> _What you are asked to do_
Quote the records word for word, beginning at the first line and stopping after the line that contains "grid-cell[interactable] [170, 78, 182, 90]".

>>>

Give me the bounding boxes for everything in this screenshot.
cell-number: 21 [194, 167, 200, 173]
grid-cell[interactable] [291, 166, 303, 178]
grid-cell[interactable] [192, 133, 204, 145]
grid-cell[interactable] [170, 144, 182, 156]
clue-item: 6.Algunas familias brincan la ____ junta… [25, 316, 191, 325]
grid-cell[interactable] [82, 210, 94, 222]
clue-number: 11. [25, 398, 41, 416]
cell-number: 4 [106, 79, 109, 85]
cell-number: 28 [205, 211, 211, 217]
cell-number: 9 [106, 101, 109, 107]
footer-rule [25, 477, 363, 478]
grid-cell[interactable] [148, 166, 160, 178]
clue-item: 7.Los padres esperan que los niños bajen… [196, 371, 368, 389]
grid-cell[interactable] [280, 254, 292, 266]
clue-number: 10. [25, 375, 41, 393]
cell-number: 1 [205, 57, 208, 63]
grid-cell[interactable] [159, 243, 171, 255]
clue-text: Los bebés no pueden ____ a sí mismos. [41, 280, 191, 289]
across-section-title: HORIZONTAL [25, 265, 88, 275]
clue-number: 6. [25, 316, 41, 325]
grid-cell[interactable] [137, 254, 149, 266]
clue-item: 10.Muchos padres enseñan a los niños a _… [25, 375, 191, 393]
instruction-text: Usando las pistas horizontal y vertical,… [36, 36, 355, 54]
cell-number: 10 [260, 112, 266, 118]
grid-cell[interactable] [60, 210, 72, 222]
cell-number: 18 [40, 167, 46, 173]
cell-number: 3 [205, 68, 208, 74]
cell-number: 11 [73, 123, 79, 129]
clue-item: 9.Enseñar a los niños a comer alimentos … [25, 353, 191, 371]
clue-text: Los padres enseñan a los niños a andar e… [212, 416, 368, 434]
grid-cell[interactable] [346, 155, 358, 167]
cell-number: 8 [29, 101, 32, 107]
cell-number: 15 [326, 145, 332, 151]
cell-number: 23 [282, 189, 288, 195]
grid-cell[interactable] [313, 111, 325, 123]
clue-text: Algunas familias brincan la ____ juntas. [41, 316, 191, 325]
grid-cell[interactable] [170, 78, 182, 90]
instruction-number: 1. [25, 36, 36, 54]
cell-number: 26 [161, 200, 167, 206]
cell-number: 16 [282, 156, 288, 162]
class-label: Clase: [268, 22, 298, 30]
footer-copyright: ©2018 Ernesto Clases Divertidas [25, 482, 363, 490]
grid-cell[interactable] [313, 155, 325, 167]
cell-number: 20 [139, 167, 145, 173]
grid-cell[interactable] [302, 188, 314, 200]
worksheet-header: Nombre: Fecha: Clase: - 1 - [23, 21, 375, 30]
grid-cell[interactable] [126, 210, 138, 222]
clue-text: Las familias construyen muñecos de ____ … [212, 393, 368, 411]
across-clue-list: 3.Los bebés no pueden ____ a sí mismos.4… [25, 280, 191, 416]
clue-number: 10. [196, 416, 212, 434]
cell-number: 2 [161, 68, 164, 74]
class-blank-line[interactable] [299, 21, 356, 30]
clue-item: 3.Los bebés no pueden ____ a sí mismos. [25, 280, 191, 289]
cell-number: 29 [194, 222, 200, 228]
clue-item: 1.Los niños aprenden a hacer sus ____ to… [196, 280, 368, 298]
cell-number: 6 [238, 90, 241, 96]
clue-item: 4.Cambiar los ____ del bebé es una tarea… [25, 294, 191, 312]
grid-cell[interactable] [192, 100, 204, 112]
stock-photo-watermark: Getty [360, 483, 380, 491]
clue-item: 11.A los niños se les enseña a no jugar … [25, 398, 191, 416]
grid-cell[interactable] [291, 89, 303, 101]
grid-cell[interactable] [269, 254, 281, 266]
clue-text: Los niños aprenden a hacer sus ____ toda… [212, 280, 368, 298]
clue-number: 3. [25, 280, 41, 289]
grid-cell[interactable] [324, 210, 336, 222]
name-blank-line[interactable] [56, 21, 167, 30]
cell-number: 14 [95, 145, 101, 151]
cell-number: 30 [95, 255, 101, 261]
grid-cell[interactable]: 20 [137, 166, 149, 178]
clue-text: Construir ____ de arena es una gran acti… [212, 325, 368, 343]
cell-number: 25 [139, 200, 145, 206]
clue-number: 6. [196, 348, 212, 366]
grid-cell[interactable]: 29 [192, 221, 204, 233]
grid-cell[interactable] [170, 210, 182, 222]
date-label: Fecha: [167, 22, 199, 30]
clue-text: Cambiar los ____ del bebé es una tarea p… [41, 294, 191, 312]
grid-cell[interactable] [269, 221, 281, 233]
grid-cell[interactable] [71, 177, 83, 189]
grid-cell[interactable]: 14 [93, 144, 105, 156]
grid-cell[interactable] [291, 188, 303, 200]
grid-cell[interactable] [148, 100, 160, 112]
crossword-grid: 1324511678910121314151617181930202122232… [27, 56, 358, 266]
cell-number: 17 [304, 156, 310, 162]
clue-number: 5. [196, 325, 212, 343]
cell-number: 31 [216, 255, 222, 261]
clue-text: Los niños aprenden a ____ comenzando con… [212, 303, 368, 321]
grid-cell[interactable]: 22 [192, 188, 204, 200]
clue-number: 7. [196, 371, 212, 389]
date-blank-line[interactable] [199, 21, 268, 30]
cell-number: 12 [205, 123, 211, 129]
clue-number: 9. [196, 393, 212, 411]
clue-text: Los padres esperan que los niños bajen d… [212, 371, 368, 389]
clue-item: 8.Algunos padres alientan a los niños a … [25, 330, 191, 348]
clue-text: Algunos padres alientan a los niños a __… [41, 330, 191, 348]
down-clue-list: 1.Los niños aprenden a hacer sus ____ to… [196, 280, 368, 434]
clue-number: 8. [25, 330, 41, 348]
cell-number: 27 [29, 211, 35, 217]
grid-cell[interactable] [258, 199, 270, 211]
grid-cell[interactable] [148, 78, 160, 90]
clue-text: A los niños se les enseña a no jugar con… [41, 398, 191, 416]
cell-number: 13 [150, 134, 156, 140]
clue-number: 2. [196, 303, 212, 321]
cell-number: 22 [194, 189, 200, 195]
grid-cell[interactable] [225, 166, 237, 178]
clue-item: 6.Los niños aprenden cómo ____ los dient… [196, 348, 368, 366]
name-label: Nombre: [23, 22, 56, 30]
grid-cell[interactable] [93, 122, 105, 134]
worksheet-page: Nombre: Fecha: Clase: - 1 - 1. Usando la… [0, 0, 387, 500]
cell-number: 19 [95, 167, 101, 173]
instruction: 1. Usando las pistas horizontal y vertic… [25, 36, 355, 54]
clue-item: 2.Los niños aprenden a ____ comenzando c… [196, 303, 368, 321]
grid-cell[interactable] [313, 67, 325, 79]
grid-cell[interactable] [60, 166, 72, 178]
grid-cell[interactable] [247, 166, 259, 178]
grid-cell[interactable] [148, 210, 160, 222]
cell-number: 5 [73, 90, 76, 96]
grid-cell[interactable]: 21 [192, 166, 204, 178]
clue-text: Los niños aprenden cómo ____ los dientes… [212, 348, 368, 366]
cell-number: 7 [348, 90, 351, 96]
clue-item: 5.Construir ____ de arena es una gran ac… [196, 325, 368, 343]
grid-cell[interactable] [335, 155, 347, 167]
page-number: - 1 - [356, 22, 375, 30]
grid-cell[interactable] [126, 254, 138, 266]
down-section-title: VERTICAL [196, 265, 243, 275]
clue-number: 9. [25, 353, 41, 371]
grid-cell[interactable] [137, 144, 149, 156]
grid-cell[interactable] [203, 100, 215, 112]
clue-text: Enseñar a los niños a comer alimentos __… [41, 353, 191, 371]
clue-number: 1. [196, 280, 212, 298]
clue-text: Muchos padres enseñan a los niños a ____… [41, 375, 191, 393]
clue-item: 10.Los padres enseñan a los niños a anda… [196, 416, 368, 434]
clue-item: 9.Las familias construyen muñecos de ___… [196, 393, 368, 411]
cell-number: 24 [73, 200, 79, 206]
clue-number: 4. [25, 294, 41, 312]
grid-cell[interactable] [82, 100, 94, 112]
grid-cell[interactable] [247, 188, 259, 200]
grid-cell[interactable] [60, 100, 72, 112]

<<<

> _Result for this task_
Give me the bounding boxes for everything in this screenshot.
cell-number: 21 [194, 167, 200, 173]
grid-cell[interactable] [291, 166, 303, 178]
grid-cell[interactable] [192, 133, 204, 145]
grid-cell[interactable] [170, 144, 182, 156]
clue-item: 6.Algunas familias brincan la ____ junta… [25, 316, 191, 325]
grid-cell[interactable] [82, 210, 94, 222]
clue-number: 11. [25, 398, 41, 416]
cell-number: 4 [106, 79, 109, 85]
cell-number: 28 [205, 211, 211, 217]
cell-number: 9 [106, 101, 109, 107]
footer-rule [25, 477, 363, 478]
grid-cell[interactable] [148, 166, 160, 178]
clue-item: 7.Los padres esperan que los niños bajen… [196, 371, 368, 389]
grid-cell[interactable] [280, 254, 292, 266]
clue-number: 10. [25, 375, 41, 393]
cell-number: 1 [205, 57, 208, 63]
grid-cell[interactable] [159, 243, 171, 255]
clue-text: Los bebés no pueden ____ a sí mismos. [41, 280, 191, 289]
across-section-title: HORIZONTAL [25, 265, 88, 275]
clue-number: 6. [25, 316, 41, 325]
grid-cell[interactable] [137, 254, 149, 266]
clue-item: 10.Muchos padres enseñan a los niños a _… [25, 375, 191, 393]
instruction-text: Usando las pistas horizontal y vertical,… [36, 36, 355, 54]
cell-number: 10 [260, 112, 266, 118]
grid-cell[interactable] [60, 210, 72, 222]
cell-number: 18 [40, 167, 46, 173]
cell-number: 3 [205, 68, 208, 74]
cell-number: 11 [73, 123, 79, 129]
clue-item: 9.Enseñar a los niños a comer alimentos … [25, 353, 191, 371]
clue-text: Los padres enseñan a los niños a andar e… [212, 416, 368, 434]
grid-cell[interactable] [346, 155, 358, 167]
cell-number: 8 [29, 101, 32, 107]
cell-number: 15 [326, 145, 332, 151]
cell-number: 23 [282, 189, 288, 195]
grid-cell[interactable] [313, 111, 325, 123]
clue-text: Algunas familias brincan la ____ juntas. [41, 316, 191, 325]
grid-cell[interactable] [170, 78, 182, 90]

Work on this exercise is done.